PAGE TEXT below:

Slowly, Manivannan’s breathing and pulse improved. He was shifted from the emergency room to a stepped-down facility where he could lie on his mother’s lap, who helped him breathe from an oxygen mask. “We let mothers handle children unless they are seriously ill. Children feel secure with their mothers and that helps recovery,” says Dr Indumathy Santhanam, emergency care expert at ICH. Manivannan will be under obs­ervation for 48 hours. Already, he wants to play with the toys strewn about the colourful ward.

Elsewhere in the hospital, ICH director Dr A.T. Arasar Seervalar, a senior paediatrician, pores over eight-month-old Marikannu’s test results. The bright-eyed, emaciated baby girl from Pudukottai district has two holes in her heart. He assures the little one’s mother, a woodcutter’s wife, the problem can be set right with surgery at the hospital.

“We will improve her nutritional intake and conduct tests in preparation for surgery. She may have to be here for a week,” he says. Of course, everything is free of cost. This is why the hospital is much in demand, for cardiac care, neurology, nephrology, pulmonology and gastroenterology—name the specialisation and it seems to exist at ICH. “Sometimes we draft experts from private hospitals to treat complicated cases,” Seervalar says.

ICH started out as an extension of the paediatrics department of the Madras Medical College. It is recognised as the best government-run hospital for children in the South. Some 3,000 outpatients stream in daily to the hospital, from Andhra Pradesh and Karnataka as well. It has 837 beds, 64 paediatricians, 54 postgraduate students and even a 30-bed children’s ward (unoccupied presently) on standby to handle outbreaks. “After a recent food poisoning in a nearby village, we admitted 26 children with diarrhoea and vomiting,” he says. Since dedicated wards offer quicker treatment and recovery, the children could be sent home the very next day. “This ward is isolated from others, so chances of infection are remote,” ICH health educator S. Gangadharan says.

End of PAGE TEXT.
EXTRACTED MATERIAL below:

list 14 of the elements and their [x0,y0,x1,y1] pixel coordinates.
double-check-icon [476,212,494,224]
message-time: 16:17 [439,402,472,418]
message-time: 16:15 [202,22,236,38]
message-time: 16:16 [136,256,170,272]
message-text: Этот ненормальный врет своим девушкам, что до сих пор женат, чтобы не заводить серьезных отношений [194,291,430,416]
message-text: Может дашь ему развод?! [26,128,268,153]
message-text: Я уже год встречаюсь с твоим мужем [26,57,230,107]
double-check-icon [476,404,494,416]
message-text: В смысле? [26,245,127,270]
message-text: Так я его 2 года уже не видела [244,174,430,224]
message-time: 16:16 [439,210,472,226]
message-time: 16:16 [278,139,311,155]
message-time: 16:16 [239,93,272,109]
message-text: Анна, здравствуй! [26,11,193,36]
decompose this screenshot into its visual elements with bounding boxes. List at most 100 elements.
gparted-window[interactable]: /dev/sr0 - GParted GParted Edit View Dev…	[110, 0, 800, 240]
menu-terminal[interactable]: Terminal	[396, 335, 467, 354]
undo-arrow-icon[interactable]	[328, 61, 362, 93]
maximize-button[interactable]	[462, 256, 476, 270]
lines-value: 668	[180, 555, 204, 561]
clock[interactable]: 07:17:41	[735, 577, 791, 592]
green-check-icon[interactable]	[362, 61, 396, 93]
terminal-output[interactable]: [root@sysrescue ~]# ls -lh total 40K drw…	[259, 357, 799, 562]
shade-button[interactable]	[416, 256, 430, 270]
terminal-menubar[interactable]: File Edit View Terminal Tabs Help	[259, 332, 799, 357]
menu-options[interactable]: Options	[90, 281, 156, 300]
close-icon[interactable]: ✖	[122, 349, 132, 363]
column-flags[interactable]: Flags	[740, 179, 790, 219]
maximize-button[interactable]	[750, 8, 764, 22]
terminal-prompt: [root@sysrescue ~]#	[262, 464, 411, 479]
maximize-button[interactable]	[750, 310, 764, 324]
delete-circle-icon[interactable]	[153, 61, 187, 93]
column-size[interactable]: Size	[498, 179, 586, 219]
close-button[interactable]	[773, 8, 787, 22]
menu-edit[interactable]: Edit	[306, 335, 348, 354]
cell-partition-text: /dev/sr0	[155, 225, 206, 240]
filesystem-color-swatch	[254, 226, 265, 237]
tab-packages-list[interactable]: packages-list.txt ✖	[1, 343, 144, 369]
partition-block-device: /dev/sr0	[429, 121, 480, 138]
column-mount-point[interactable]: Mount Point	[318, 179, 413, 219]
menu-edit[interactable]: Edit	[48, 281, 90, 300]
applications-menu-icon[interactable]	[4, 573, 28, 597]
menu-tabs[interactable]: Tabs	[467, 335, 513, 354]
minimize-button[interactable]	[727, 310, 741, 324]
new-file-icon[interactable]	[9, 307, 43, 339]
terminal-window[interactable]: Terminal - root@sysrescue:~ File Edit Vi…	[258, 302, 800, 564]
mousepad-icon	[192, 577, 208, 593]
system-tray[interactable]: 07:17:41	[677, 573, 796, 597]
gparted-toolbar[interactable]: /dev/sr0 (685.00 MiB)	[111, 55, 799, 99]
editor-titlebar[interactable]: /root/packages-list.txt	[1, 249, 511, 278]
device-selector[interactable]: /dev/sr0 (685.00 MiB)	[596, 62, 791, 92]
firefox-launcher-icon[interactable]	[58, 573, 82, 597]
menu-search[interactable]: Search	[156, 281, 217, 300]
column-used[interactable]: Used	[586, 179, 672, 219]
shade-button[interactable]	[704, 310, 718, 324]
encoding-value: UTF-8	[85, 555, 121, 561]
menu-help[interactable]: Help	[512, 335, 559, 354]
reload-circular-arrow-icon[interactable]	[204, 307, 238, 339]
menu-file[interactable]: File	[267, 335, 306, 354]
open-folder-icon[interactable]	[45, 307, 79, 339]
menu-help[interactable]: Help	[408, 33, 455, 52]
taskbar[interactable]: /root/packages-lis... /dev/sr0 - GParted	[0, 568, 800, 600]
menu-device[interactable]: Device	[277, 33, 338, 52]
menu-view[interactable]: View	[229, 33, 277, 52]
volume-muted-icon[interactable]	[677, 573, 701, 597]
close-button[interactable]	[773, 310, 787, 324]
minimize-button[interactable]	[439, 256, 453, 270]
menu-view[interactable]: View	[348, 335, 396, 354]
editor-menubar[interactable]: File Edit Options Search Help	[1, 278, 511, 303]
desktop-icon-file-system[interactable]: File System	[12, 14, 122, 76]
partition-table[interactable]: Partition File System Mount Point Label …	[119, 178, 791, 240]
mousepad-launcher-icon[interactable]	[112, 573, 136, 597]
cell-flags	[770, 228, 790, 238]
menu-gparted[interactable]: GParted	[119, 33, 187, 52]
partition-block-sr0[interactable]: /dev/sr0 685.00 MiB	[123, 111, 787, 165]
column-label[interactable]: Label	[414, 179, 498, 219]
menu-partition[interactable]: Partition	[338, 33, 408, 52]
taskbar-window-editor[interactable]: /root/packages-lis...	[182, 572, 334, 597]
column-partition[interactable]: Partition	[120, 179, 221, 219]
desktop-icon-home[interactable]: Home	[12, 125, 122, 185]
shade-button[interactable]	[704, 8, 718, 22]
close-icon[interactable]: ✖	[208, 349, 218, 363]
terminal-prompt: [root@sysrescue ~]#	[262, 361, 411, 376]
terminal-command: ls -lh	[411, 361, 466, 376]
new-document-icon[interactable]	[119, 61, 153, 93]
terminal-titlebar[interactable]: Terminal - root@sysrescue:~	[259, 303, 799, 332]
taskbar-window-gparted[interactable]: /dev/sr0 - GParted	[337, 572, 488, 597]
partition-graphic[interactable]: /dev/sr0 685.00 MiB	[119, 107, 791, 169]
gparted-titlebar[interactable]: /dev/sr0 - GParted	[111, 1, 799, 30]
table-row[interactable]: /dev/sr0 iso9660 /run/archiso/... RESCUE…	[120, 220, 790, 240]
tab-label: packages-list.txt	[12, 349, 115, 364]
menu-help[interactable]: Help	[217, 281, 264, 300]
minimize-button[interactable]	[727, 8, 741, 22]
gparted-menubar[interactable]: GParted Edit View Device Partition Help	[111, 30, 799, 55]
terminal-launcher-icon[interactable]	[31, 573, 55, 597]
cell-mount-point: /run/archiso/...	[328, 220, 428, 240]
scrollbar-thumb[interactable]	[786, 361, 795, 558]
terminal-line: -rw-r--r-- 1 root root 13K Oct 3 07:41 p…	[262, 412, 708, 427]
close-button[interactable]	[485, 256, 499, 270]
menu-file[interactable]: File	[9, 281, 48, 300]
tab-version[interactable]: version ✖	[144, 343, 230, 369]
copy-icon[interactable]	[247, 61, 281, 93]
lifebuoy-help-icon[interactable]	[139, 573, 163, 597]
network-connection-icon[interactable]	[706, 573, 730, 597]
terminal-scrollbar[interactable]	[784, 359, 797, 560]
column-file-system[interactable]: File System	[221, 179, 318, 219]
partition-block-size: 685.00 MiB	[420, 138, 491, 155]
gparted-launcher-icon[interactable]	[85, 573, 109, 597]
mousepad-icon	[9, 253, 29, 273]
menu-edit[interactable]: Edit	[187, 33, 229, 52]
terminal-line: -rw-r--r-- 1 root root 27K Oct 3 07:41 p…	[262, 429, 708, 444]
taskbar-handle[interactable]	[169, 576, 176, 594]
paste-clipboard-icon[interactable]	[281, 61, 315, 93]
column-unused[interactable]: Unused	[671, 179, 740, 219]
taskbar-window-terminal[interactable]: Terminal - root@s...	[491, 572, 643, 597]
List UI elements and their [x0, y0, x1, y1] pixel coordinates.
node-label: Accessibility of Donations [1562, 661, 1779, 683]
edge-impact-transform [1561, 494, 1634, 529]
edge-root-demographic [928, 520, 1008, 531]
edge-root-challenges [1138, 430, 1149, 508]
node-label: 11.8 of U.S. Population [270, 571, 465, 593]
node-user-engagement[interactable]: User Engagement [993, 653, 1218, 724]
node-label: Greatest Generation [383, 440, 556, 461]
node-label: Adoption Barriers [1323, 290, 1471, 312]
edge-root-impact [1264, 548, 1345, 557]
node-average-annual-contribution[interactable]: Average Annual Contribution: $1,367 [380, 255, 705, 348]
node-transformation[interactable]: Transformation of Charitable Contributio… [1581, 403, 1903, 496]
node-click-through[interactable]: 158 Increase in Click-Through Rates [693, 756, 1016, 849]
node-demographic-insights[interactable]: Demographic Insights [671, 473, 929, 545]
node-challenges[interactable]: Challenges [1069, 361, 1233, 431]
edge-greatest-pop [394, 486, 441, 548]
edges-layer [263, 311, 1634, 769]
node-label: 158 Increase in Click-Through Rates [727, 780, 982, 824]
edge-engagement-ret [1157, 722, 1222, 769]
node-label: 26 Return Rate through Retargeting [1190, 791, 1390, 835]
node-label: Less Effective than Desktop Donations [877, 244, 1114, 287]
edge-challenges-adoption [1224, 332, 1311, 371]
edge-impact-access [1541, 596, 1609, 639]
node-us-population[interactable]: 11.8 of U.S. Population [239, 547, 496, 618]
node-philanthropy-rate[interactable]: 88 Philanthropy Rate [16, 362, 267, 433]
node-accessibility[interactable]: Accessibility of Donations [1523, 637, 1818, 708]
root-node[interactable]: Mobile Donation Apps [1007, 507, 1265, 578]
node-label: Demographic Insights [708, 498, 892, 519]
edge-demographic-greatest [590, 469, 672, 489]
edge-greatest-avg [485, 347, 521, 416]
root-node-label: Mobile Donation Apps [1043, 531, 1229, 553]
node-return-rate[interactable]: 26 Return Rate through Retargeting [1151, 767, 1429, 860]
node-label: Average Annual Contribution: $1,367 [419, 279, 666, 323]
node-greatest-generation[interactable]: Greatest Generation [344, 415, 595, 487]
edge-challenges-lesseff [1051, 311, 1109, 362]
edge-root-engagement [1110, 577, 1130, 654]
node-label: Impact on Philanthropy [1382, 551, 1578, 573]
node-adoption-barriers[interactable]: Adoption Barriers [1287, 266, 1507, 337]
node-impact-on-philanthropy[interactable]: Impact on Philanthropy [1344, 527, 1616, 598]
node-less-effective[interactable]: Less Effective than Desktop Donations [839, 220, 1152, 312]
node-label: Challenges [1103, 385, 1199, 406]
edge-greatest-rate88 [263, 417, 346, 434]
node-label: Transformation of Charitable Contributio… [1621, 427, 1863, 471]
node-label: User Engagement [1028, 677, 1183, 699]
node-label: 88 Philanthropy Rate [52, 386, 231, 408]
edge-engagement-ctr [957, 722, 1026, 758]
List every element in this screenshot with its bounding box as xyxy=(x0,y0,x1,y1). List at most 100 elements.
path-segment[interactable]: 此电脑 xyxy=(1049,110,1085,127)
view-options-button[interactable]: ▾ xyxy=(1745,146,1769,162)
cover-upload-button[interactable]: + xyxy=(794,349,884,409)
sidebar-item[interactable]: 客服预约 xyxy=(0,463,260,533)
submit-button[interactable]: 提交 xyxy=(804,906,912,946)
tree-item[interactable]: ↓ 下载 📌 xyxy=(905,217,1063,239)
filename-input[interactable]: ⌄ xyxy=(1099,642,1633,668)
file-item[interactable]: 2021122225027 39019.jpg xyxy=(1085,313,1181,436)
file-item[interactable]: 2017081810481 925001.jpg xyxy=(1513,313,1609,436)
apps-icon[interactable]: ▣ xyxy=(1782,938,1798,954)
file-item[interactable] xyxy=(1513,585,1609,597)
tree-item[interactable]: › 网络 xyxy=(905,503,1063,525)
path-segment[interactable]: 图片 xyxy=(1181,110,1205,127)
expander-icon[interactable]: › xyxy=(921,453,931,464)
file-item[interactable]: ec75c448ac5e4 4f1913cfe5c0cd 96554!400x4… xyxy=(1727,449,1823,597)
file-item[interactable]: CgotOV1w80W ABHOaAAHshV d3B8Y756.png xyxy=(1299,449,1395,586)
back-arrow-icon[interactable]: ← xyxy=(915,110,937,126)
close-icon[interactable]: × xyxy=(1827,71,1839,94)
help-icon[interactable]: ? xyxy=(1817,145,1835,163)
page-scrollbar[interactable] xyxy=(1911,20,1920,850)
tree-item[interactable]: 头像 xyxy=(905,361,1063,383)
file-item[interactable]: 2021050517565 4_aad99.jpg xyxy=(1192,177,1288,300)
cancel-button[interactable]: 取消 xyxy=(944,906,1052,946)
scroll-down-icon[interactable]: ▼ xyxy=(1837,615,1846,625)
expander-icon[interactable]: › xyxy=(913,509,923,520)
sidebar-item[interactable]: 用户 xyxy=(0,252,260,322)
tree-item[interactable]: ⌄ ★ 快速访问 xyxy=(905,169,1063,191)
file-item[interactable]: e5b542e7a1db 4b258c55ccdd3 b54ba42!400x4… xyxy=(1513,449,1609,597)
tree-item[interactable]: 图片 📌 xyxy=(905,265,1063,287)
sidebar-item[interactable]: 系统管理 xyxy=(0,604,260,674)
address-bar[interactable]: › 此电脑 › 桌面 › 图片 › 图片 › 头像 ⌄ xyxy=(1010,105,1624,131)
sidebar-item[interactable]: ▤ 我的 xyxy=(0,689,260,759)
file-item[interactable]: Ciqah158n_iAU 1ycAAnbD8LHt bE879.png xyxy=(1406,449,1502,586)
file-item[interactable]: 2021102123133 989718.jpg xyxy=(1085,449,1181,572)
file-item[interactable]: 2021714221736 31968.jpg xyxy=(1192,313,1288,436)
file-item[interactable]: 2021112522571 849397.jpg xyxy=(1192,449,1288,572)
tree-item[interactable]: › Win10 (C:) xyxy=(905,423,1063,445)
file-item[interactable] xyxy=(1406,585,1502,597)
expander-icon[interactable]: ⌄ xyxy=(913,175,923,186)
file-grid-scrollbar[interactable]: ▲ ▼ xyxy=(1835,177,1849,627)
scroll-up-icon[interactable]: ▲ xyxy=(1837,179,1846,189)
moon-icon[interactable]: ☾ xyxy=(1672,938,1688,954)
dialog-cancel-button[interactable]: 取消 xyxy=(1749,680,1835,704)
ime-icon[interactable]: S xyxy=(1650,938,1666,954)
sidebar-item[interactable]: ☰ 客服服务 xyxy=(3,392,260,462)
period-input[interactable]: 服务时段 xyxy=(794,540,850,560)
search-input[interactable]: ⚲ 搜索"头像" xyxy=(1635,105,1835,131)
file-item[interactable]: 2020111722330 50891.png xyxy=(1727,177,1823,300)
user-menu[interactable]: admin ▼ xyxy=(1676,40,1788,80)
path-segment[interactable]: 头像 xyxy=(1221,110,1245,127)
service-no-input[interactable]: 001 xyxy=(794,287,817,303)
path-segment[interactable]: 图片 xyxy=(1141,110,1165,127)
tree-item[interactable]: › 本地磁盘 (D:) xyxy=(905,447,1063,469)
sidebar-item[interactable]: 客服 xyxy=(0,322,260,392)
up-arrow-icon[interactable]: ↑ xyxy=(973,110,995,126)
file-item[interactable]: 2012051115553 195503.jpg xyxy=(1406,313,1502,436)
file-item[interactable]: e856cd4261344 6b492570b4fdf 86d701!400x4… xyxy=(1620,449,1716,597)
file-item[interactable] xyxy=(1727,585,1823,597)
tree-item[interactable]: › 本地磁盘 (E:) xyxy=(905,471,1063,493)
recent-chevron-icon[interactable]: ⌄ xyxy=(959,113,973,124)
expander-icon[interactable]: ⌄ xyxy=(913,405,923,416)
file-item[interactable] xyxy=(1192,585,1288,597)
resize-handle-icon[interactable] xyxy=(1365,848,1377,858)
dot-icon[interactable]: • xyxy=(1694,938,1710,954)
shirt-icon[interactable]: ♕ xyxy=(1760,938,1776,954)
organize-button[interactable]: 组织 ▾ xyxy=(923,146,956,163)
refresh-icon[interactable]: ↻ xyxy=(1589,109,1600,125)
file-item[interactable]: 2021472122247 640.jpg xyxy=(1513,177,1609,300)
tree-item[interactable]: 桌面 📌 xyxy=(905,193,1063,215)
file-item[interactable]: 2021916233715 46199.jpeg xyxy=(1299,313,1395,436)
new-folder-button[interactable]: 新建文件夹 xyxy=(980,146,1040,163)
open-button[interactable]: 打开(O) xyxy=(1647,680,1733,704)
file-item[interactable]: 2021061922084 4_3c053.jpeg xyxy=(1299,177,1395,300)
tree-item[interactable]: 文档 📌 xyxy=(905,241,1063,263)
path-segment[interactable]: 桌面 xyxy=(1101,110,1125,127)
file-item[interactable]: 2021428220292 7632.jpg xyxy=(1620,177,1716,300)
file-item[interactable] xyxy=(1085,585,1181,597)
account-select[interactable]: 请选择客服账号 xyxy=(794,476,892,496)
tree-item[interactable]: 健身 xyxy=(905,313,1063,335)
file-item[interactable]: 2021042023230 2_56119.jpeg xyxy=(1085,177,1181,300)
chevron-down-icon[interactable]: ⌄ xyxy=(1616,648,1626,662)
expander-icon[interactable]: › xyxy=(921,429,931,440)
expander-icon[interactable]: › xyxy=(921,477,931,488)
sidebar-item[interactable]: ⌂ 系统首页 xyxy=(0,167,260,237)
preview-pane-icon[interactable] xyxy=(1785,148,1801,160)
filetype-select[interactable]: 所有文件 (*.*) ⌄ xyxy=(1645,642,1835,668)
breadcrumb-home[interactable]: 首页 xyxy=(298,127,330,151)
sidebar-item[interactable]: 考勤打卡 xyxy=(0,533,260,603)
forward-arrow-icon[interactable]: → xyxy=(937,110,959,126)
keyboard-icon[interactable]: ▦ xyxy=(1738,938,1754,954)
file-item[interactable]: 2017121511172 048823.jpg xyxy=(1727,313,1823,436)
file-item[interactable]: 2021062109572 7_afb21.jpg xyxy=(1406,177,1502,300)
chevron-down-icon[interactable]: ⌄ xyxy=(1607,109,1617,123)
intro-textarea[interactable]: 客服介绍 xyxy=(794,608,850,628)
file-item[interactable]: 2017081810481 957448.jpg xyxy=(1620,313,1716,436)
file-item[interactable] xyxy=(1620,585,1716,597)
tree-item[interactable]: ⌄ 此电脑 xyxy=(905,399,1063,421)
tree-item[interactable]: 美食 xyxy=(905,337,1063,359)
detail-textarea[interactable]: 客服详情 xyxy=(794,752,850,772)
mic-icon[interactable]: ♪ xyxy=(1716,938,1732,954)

End of EXTRACTED MATERIAL.

◆ INSTRUCTIONS:
[a] Quote the hospital passage word for word, everything from "Elsewhere in the" down to "at the hospital.".
[b] According to the hospital passage, how many beds does ICH have?
The records are not required for this work.

◆ SOLVED TASKS:
[a]
Elsewhere in the hospital, ICH director Dr A.T. Arasar Seervalar, a senior paediatrician, pores over eight-month-old Marikannu’s test results. The bright-eyed, emaciated baby girl from Pudukottai district has two holes in her heart. He assures the little one’s mother, a woodcutter’s wife, the problem can be set right with surgery at the hospital.

[b] ICH has 837 beds.